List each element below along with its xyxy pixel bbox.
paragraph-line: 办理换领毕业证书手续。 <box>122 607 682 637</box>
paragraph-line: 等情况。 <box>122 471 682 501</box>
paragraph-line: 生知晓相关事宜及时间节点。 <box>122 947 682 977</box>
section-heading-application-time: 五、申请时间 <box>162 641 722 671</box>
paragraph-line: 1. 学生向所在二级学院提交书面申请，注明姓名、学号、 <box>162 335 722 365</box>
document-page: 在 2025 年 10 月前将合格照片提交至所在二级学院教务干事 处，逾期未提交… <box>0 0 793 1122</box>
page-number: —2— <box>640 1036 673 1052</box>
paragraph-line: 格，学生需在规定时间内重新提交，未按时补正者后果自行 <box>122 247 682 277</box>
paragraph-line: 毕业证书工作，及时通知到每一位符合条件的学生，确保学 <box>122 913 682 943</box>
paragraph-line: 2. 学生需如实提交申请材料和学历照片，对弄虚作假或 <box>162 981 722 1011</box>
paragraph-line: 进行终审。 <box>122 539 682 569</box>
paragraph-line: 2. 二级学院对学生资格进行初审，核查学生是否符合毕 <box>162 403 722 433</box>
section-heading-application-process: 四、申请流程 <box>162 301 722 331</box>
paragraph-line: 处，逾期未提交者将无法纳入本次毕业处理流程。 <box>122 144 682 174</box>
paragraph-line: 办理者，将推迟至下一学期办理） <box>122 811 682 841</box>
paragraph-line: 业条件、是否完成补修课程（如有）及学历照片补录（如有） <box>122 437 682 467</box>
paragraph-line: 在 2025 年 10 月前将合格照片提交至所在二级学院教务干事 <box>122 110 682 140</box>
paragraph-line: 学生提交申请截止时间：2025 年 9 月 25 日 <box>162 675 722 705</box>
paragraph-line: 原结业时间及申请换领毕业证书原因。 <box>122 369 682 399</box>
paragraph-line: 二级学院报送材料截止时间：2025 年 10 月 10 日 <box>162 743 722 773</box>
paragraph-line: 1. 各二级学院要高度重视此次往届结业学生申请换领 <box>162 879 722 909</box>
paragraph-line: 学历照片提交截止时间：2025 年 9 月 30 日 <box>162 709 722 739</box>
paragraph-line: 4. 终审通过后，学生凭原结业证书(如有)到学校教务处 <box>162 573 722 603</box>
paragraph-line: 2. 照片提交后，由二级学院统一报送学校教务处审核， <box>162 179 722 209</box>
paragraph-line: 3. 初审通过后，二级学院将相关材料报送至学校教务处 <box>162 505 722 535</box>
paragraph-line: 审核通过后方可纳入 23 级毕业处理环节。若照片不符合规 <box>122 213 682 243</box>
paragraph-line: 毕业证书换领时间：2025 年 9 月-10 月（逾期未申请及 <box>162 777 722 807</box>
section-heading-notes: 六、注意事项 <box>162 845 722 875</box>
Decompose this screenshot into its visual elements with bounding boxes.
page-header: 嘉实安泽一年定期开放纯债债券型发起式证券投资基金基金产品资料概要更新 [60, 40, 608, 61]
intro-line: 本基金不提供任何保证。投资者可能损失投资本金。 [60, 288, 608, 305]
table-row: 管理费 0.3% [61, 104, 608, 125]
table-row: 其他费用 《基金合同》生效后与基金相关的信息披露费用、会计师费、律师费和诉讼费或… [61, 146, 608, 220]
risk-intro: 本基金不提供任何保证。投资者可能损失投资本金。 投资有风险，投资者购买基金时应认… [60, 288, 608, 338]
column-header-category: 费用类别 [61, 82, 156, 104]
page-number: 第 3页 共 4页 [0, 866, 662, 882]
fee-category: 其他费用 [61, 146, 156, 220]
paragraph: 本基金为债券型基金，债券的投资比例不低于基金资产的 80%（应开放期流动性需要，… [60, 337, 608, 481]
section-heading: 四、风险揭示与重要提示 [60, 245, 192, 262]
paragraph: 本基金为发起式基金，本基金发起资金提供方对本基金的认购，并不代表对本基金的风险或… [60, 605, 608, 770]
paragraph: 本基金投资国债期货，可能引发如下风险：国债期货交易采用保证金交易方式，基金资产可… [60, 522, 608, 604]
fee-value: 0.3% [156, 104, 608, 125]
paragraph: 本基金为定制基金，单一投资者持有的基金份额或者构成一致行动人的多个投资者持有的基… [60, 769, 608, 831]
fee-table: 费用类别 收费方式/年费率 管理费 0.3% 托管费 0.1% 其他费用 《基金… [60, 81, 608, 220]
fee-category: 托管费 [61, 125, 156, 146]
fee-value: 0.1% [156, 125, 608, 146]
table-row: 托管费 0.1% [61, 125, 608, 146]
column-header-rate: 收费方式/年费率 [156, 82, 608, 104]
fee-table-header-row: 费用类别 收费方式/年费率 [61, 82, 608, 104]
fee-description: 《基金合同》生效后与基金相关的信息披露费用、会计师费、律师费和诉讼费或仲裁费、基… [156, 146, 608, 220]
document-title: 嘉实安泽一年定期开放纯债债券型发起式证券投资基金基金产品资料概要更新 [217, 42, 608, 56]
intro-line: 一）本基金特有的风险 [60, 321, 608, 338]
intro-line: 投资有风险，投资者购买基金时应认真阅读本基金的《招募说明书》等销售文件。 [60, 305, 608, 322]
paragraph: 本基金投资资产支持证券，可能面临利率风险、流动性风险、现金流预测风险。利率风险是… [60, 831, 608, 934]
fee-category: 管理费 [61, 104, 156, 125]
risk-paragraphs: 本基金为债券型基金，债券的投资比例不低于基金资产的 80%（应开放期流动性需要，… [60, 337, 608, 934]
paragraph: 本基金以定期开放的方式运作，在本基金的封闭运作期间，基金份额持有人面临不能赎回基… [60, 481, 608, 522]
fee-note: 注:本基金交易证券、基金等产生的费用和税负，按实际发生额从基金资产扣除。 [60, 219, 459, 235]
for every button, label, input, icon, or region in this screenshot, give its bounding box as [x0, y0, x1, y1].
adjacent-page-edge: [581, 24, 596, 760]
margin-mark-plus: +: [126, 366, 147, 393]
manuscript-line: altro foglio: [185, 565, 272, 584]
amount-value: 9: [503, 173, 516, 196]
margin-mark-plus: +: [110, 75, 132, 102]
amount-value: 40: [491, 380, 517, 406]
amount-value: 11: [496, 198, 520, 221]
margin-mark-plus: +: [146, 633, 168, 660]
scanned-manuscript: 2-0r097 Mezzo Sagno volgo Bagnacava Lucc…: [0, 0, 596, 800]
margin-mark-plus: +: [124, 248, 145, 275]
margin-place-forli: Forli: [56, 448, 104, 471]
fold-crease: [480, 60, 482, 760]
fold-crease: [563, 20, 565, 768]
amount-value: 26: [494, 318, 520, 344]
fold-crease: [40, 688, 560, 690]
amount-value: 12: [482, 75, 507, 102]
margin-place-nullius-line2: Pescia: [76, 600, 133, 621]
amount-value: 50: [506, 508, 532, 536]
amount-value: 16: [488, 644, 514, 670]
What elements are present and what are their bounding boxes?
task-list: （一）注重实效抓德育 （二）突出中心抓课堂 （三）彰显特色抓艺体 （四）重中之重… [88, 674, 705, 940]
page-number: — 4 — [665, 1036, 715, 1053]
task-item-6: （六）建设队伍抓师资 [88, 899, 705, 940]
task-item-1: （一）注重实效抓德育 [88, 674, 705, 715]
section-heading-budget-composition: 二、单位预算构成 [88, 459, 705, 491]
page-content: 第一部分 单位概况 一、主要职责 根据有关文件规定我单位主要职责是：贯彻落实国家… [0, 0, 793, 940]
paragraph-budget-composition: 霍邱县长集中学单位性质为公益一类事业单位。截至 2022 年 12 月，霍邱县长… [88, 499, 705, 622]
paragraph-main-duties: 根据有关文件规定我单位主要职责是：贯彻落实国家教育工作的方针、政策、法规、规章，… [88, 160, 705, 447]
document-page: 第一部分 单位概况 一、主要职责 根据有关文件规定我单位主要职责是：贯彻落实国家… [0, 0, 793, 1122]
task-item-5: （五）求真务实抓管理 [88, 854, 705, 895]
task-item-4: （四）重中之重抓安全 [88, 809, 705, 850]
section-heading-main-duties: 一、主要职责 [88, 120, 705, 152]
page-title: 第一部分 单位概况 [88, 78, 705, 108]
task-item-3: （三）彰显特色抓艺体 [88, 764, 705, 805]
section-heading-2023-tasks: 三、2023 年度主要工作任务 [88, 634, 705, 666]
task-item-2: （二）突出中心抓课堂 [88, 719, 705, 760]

* Challenge
Copy the listing verbatim, starting at its first line and ending at the line that contains "paragraph-line: 毕业证书工作，及时通知到每一位符合条件的学生，确保学 <box>122".

* Full output
List each element below along with its xyxy pixel bbox.
paragraph-line: 办理换领毕业证书手续。 <box>122 607 682 637</box>
paragraph-line: 等情况。 <box>122 471 682 501</box>
paragraph-line: 生知晓相关事宜及时间节点。 <box>122 947 682 977</box>
section-heading-application-time: 五、申请时间 <box>162 641 722 671</box>
paragraph-line: 1. 学生向所在二级学院提交书面申请，注明姓名、学号、 <box>162 335 722 365</box>
document-page: 在 2025 年 10 月前将合格照片提交至所在二级学院教务干事 处，逾期未提交… <box>0 0 793 1122</box>
page-number: —2— <box>640 1036 673 1052</box>
paragraph-line: 格，学生需在规定时间内重新提交，未按时补正者后果自行 <box>122 247 682 277</box>
paragraph-line: 毕业证书工作，及时通知到每一位符合条件的学生，确保学 <box>122 913 682 943</box>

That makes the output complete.